# Required work
Quote the records that follow in full, leaving the pictures out.

--

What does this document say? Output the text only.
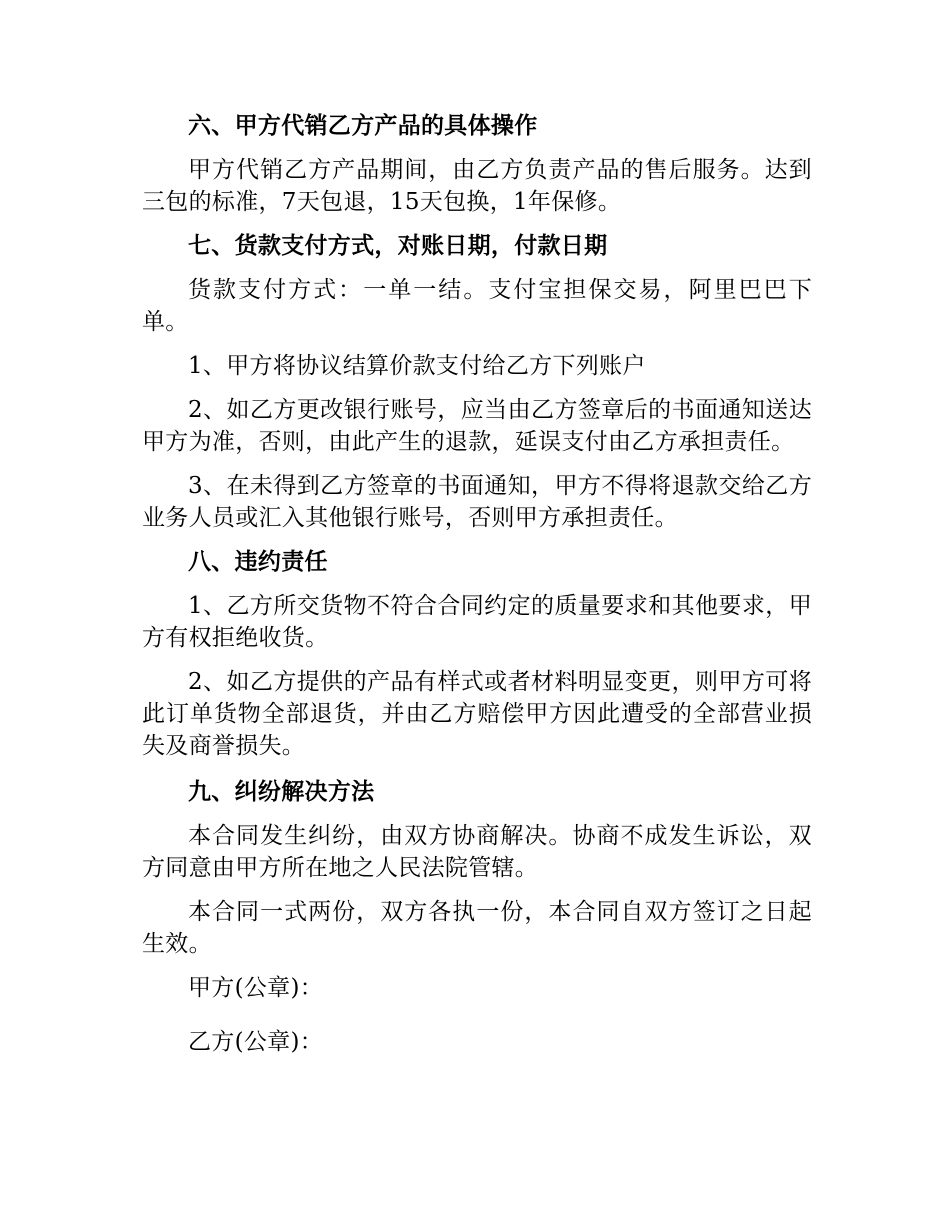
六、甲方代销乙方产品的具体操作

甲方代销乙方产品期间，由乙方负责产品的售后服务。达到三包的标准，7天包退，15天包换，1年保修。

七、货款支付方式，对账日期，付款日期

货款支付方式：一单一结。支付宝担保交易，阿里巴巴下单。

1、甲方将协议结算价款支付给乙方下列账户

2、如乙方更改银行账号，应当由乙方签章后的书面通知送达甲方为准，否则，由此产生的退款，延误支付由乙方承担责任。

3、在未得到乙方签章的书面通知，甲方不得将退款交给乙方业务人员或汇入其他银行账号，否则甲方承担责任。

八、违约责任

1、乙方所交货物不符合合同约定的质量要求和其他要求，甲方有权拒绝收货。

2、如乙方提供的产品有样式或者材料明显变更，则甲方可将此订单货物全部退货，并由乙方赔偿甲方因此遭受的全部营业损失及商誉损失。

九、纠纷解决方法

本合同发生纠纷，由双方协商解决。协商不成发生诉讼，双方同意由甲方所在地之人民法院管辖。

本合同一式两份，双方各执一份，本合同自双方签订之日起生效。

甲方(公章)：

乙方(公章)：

--

# Task answer
What does this document say? Output the text only.
六、甲方代销乙方产品的具体操作

甲方代销乙方产品期间，由乙方负责产品的售后服务。达到三包的标准，7天包退，15天包换，1年保修。

七、货款支付方式，对账日期，付款日期

货款支付方式：一单一结。支付宝担保交易，阿里巴巴下单。

1、甲方将协议结算价款支付给乙方下列账户

2、如乙方更改银行账号，应当由乙方签章后的书面通知送达甲方为准，否则，由此产生的退款，延误支付由乙方承担责任。

3、在未得到乙方签章的书面通知，甲方不得将退款交给乙方业务人员或汇入其他银行账号，否则甲方承担责任。

八、违约责任

1、乙方所交货物不符合合同约定的质量要求和其他要求，甲方有权拒绝收货。

2、如乙方提供的产品有样式或者材料明显变更，则甲方可将此订单货物全部退货，并由乙方赔偿甲方因此遭受的全部营业损失及商誉损失。

九、纠纷解决方法

本合同发生纠纷，由双方协商解决。协商不成发生诉讼，双方同意由甲方所在地之人民法院管辖。

本合同一式两份，双方各执一份，本合同自双方签订之日起生效。

甲方(公章)：

乙方(公章)：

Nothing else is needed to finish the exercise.